JOB:
Will you extract the entries word for word? Images should not appear in the copy.

[Excerpt from a dataset]
....
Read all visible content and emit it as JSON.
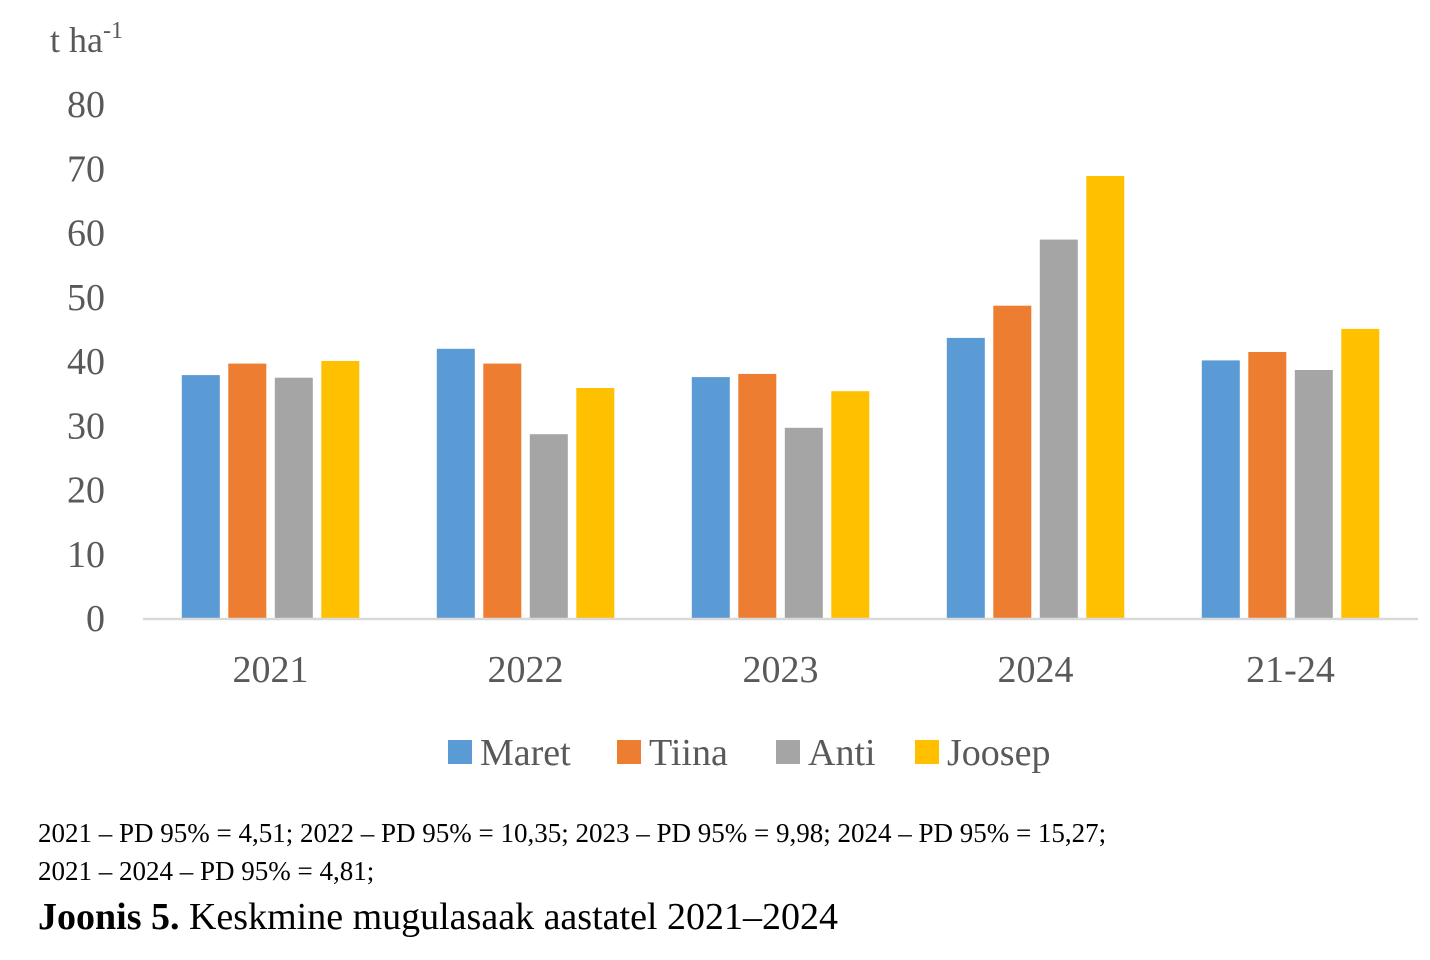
{
  "chart_data": {
    "type": "bar",
    "unit_label": "t ha",
    "unit_superscript": "-1",
    "categories": [
      "2021",
      "2022",
      "2023",
      "2024",
      "21-24"
    ],
    "series": [
      {
        "name": "Maret",
        "color": "#5B9BD5",
        "values": [
          37.8,
          41.9,
          37.5,
          43.6,
          40.1
        ]
      },
      {
        "name": "Tiina",
        "color": "#ED7D31",
        "values": [
          39.6,
          39.6,
          38.0,
          48.6,
          41.4
        ]
      },
      {
        "name": "Anti",
        "color": "#A5A5A5",
        "values": [
          37.4,
          28.6,
          29.6,
          58.9,
          38.6
        ]
      },
      {
        "name": "Joosep",
        "color": "#FFC000",
        "values": [
          40.0,
          35.8,
          35.3,
          68.8,
          45.0
        ]
      }
    ],
    "ylim": [
      0,
      80
    ],
    "yticks": [
      0,
      10,
      20,
      30,
      40,
      50,
      60,
      70,
      80
    ],
    "grid": false,
    "legend": "bottom"
  },
  "notes": {
    "line1": "2021 – PD 95% = 4,51; 2022 – PD 95% = 10,35; 2023 – PD 95% = 9,98; 2024 – PD 95% = 15,27;",
    "line2": "2021 – 2024 – PD 95% = 4,81;"
  },
  "caption": {
    "label": "Joonis 5.",
    "text": " Keskmine mugulasaak aastatel 2021–2024"
  }
}
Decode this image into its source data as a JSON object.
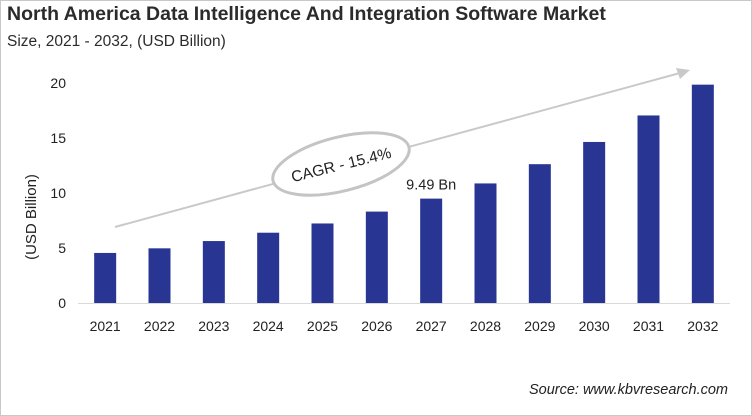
{
  "chart_data": {
    "type": "bar",
    "title": "North America Data Intelligence And Integration Software Market",
    "subtitle": "Size, 2021 - 2032, (USD Billion)",
    "xlabel": "",
    "ylabel": "(USD Billion)",
    "categories": [
      "2021",
      "2022",
      "2023",
      "2024",
      "2025",
      "2026",
      "2027",
      "2028",
      "2029",
      "2030",
      "2031",
      "2032"
    ],
    "values": [
      4.55,
      4.97,
      5.63,
      6.39,
      7.23,
      8.31,
      9.49,
      10.87,
      12.62,
      14.64,
      17.05,
      19.85
    ],
    "ylim": [
      0,
      20
    ],
    "yticks": [
      0,
      5,
      10,
      15,
      20
    ],
    "grid": false,
    "bar_color": "#283593",
    "annotations": {
      "data_label": {
        "category": "2027",
        "text": "9.49 Bn"
      },
      "cagr": "CAGR - 15.4%"
    },
    "source": "Source: www.kbvresearch.com"
  }
}
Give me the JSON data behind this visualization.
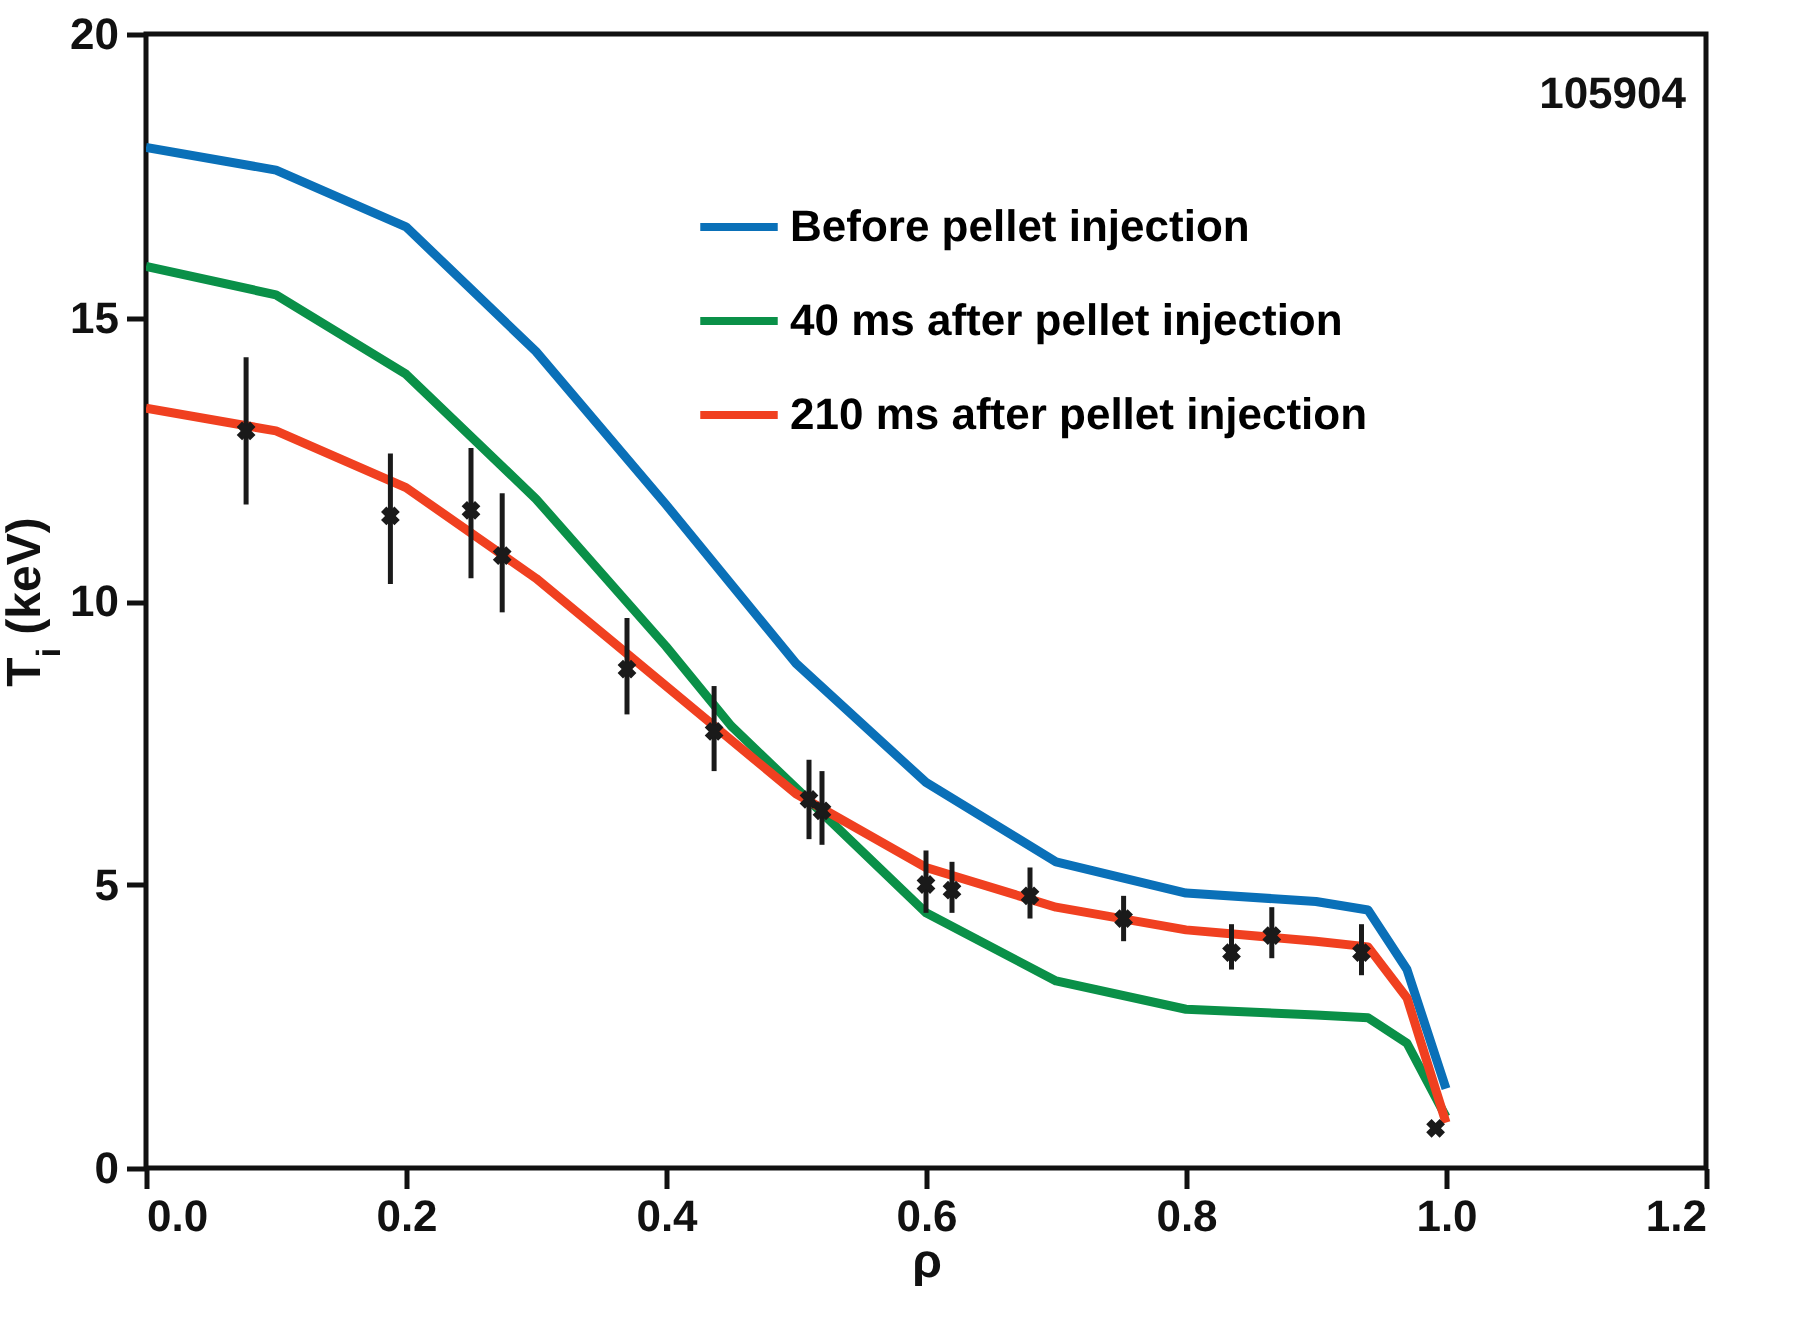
{
  "chart_data": {
    "type": "line",
    "xlabel": "ρ",
    "ylabel": "T$_{i}$ (keV)",
    "xlim": [
      0,
      1.2
    ],
    "xticks": [
      {
        "value": 0,
        "label": "0.0"
      },
      {
        "value": 0.2,
        "label": "0.2"
      },
      {
        "value": 0.4,
        "label": "0.4"
      },
      {
        "value": 0.6,
        "label": "0.6"
      },
      {
        "value": 0.8,
        "label": "0.8"
      },
      {
        "value": 1,
        "label": "1.0"
      },
      {
        "value": 1.2,
        "label": "1.2"
      }
    ],
    "ylim": [
      0,
      20
    ],
    "yticks": [
      0,
      5,
      10,
      15,
      20
    ],
    "grid": false,
    "legend": "top right",
    "line_style": "solid",
    "annotations": [
      {
        "text": "105904"
      }
    ],
    "series": [
      {
        "name": "Before pellet injection",
        "color": "#0a70b8",
        "x": [
          0,
          0.1,
          0.2,
          0.3,
          0.4,
          0.5,
          0.6,
          0.7,
          0.8,
          0.9,
          0.94,
          0.97,
          1.0
        ],
        "values": [
          18.0,
          17.6,
          16.6,
          14.4,
          11.7,
          8.9,
          6.8,
          5.4,
          4.85,
          4.7,
          4.55,
          3.5,
          1.4
        ]
      },
      {
        "name": "40 ms after pellet injection",
        "color": "#0a9048",
        "x": [
          0,
          0.1,
          0.2,
          0.3,
          0.4,
          0.45,
          0.5,
          0.6,
          0.7,
          0.8,
          0.9,
          0.94,
          0.97,
          1.0
        ],
        "values": [
          15.9,
          15.4,
          14.0,
          11.8,
          9.2,
          7.8,
          6.7,
          4.5,
          3.3,
          2.8,
          2.7,
          2.65,
          2.2,
          0.9
        ]
      },
      {
        "name": "210 ms after pellet injection",
        "color": "#f04020",
        "x": [
          0,
          0.1,
          0.2,
          0.3,
          0.4,
          0.5,
          0.6,
          0.7,
          0.8,
          0.9,
          0.94,
          0.97,
          1.0
        ],
        "values": [
          13.4,
          13.0,
          12.0,
          10.4,
          8.5,
          6.6,
          5.3,
          4.6,
          4.2,
          4.0,
          3.9,
          3.0,
          0.8
        ]
      },
      {
        "type": "scatter",
        "marker": "cross",
        "color": "#1a1a1a",
        "x": [
          0.077,
          0.188,
          0.25,
          0.274,
          0.37,
          0.437,
          0.51,
          0.52,
          0.6,
          0.62,
          0.68,
          0.752,
          0.835,
          0.866,
          0.935,
          0.992
        ],
        "values": [
          13.0,
          11.5,
          11.6,
          10.8,
          8.8,
          7.7,
          6.5,
          6.3,
          5.0,
          4.9,
          4.8,
          4.4,
          3.8,
          4.1,
          3.8,
          0.7
        ],
        "errors": [
          [
            11.7,
            14.3
          ],
          [
            10.3,
            12.6
          ],
          [
            10.4,
            12.7
          ],
          [
            9.8,
            11.9
          ],
          [
            8.0,
            9.7
          ],
          [
            7.0,
            8.5
          ],
          [
            5.8,
            7.2
          ],
          [
            5.7,
            7.0
          ],
          [
            4.5,
            5.6
          ],
          [
            4.5,
            5.4
          ],
          [
            4.4,
            5.3
          ],
          [
            4.0,
            4.8
          ],
          [
            3.5,
            4.3
          ],
          [
            3.7,
            4.6
          ],
          [
            3.4,
            4.3
          ],
          null
        ]
      }
    ]
  }
}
....
CORRECT RESPONSE:
Read all visible content and emit it as JSON.
{
  "chart_data": {
    "type": "bar",
    "unit_label": "t ha",
    "unit_superscript": "-1",
    "categories": [
      "2021",
      "2022",
      "2023",
      "2024",
      "21-24"
    ],
    "series": [
      {
        "name": "Maret",
        "color": "#5B9BD5",
        "values": [
          37.8,
          41.9,
          37.5,
          43.6,
          40.1
        ]
      },
      {
        "name": "Tiina",
        "color": "#ED7D31",
        "values": [
          39.6,
          39.6,
          38.0,
          48.6,
          41.4
        ]
      },
      {
        "name": "Anti",
        "color": "#A5A5A5",
        "values": [
          37.4,
          28.6,
          29.6,
          58.9,
          38.6
        ]
      },
      {
        "name": "Joosep",
        "color": "#FFC000",
        "values": [
          40.0,
          35.8,
          35.3,
          68.8,
          45.0
        ]
      }
    ],
    "ylim": [
      0,
      80
    ],
    "yticks": [
      0,
      10,
      20,
      30,
      40,
      50,
      60,
      70,
      80
    ],
    "grid": false,
    "legend": "bottom"
  },
  "notes": {
    "line1": "2021 – PD 95% = 4,51; 2022 – PD 95% = 10,35; 2023 – PD 95% = 9,98; 2024 – PD 95% = 15,27;",
    "line2": "2021 – 2024 – PD 95% = 4,81;"
  },
  "caption": {
    "label": "Joonis 5.",
    "text": " Keskmine mugulasaak aastatel 2021–2024"
  }
}
Decode this image into its source data as a JSON object.
{
  "chart_data": {
    "type": "bar",
    "title": "North America Data Intelligence And Integration Software Market",
    "subtitle": "Size, 2021 - 2032, (USD Billion)",
    "xlabel": "",
    "ylabel": "(USD Billion)",
    "categories": [
      "2021",
      "2022",
      "2023",
      "2024",
      "2025",
      "2026",
      "2027",
      "2028",
      "2029",
      "2030",
      "2031",
      "2032"
    ],
    "values": [
      4.55,
      4.97,
      5.63,
      6.39,
      7.23,
      8.31,
      9.49,
      10.87,
      12.62,
      14.64,
      17.05,
      19.85
    ],
    "ylim": [
      0,
      20
    ],
    "yticks": [
      0,
      5,
      10,
      15,
      20
    ],
    "grid": false,
    "bar_color": "#283593",
    "annotations": {
      "data_label": {
        "category": "2027",
        "text": "9.49 Bn"
      },
      "cagr": "CAGR - 15.4%"
    },
    "source": "Source: www.kbvresearch.com"
  }
}
Give me the JSON data behind this visualization.
{
  "chart_data": {
    "type": "line",
    "xlabel": "ρ",
    "ylabel": "T$_{i}$ (keV)",
    "xlim": [
      0,
      1.2
    ],
    "xticks": [
      {
        "value": 0,
        "label": "0.0"
      },
      {
        "value": 0.2,
        "label": "0.2"
      },
      {
        "value": 0.4,
        "label": "0.4"
      },
      {
        "value": 0.6,
        "label": "0.6"
      },
      {
        "value": 0.8,
        "label": "0.8"
      },
      {
        "value": 1,
        "label": "1.0"
      },
      {
        "value": 1.2,
        "label": "1.2"
      }
    ],
    "ylim": [
      0,
      20
    ],
    "yticks": [
      0,
      5,
      10,
      15,
      20
    ],
    "grid": false,
    "legend": "top right",
    "line_style": "solid",
    "annotations": [
      {
        "text": "105904"
      }
    ],
    "series": [
      {
        "name": "Before pellet injection",
        "color": "#0a70b8",
        "x": [
          0,
          0.1,
          0.2,
          0.3,
          0.4,
          0.5,
          0.6,
          0.7,
          0.8,
          0.9,
          0.94,
          0.97,
          1.0
        ],
        "values": [
          18.0,
          17.6,
          16.6,
          14.4,
          11.7,
          8.9,
          6.8,
          5.4,
          4.85,
          4.7,
          4.55,
          3.5,
          1.4
        ]
      },
      {
        "name": "40 ms after pellet injection",
        "color": "#0a9048",
        "x": [
          0,
          0.1,
          0.2,
          0.3,
          0.4,
          0.45,
          0.5,
          0.6,
          0.7,
          0.8,
          0.9,
          0.94,
          0.97,
          1.0
        ],
        "values": [
          15.9,
          15.4,
          14.0,
          11.8,
          9.2,
          7.8,
          6.7,
          4.5,
          3.3,
          2.8,
          2.7,
          2.65,
          2.2,
          0.9
        ]
      },
      {
        "name": "210 ms after pellet injection",
        "color": "#f04020",
        "x": [
          0,
          0.1,
          0.2,
          0.3,
          0.4,
          0.5,
          0.6,
          0.7,
          0.8,
          0.9,
          0.94,
          0.97,
          1.0
        ],
        "values": [
          13.4,
          13.0,
          12.0,
          10.4,
          8.5,
          6.6,
          5.3,
          4.6,
          4.2,
          4.0,
          3.9,
          3.0,
          0.8
        ]
      },
      {
        "type": "scatter",
        "marker": "cross",
        "color": "#1a1a1a",
        "x": [
          0.077,
          0.188,
          0.25,
          0.274,
          0.37,
          0.437,
          0.51,
          0.52,
          0.6,
          0.62,
          0.68,
          0.752,
          0.835,
          0.866,
          0.935,
          0.992
        ],
        "values": [
          13.0,
          11.5,
          11.6,
          10.8,
          8.8,
          7.7,
          6.5,
          6.3,
          5.0,
          4.9,
          4.8,
          4.4,
          3.8,
          4.1,
          3.8,
          0.7
        ],
        "errors": [
          [
            11.7,
            14.3
          ],
          [
            10.3,
            12.6
          ],
          [
            10.4,
            12.7
          ],
          [
            9.8,
            11.9
          ],
          [
            8.0,
            9.7
          ],
          [
            7.0,
            8.5
          ],
          [
            5.8,
            7.2
          ],
          [
            5.7,
            7.0
          ],
          [
            4.5,
            5.6
          ],
          [
            4.5,
            5.4
          ],
          [
            4.4,
            5.3
          ],
          [
            4.0,
            4.8
          ],
          [
            3.5,
            4.3
          ],
          [
            3.7,
            4.6
          ],
          [
            3.4,
            4.3
          ],
          null
        ]
      }
    ]
  }
}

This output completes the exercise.